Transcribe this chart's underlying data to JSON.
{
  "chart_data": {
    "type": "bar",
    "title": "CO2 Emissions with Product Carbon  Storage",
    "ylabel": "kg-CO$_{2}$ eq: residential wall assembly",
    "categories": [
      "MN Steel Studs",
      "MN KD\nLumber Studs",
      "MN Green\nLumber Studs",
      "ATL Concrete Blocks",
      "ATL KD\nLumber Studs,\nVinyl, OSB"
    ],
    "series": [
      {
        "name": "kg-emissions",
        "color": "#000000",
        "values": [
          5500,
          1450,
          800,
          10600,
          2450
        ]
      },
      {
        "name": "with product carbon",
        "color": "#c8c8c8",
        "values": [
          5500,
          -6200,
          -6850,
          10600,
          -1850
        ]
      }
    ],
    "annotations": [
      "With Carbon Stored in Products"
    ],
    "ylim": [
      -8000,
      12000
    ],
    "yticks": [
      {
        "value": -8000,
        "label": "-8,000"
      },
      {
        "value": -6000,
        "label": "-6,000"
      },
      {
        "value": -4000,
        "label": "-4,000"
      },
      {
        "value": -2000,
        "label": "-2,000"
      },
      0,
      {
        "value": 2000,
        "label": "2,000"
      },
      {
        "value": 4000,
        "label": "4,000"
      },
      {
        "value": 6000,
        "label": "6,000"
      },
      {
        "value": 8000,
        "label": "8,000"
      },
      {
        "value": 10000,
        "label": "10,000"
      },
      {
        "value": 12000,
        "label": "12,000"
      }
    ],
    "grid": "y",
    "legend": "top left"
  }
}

○ ○ ○ ○ ○

Goal: Above are the records; retype every one exactly.

Expected answer:
Transcribe this chart's underlying data to JSON.
{
  "chart_data": {
    "type": "bar",
    "title": "CO2 Emissions with Product Carbon  Storage",
    "ylabel": "kg-CO$_{2}$ eq: residential wall assembly",
    "categories": [
      "MN Steel Studs",
      "MN KD\nLumber Studs",
      "MN Green\nLumber Studs",
      "ATL Concrete Blocks",
      "ATL KD\nLumber Studs,\nVinyl, OSB"
    ],
    "series": [
      {
        "name": "kg-emissions",
        "color": "#000000",
        "values": [
          5500,
          1450,
          800,
          10600,
          2450
        ]
      },
      {
        "name": "with product carbon",
        "color": "#c8c8c8",
        "values": [
          5500,
          -6200,
          -6850,
          10600,
          -1850
        ]
      }
    ],
    "annotations": [
      "With Carbon Stored in Products"
    ],
    "ylim": [
      -8000,
      12000
    ],
    "yticks": [
      {
        "value": -8000,
        "label": "-8,000"
      },
      {
        "value": -6000,
        "label": "-6,000"
      },
      {
        "value": -4000,
        "label": "-4,000"
      },
      {
        "value": -2000,
        "label": "-2,000"
      },
      0,
      {
        "value": 2000,
        "label": "2,000"
      },
      {
        "value": 4000,
        "label": "4,000"
      },
      {
        "value": 6000,
        "label": "6,000"
      },
      {
        "value": 8000,
        "label": "8,000"
      },
      {
        "value": 10000,
        "label": "10,000"
      },
      {
        "value": 12000,
        "label": "12,000"
      }
    ],
    "grid": "y",
    "legend": "top left"
  }
}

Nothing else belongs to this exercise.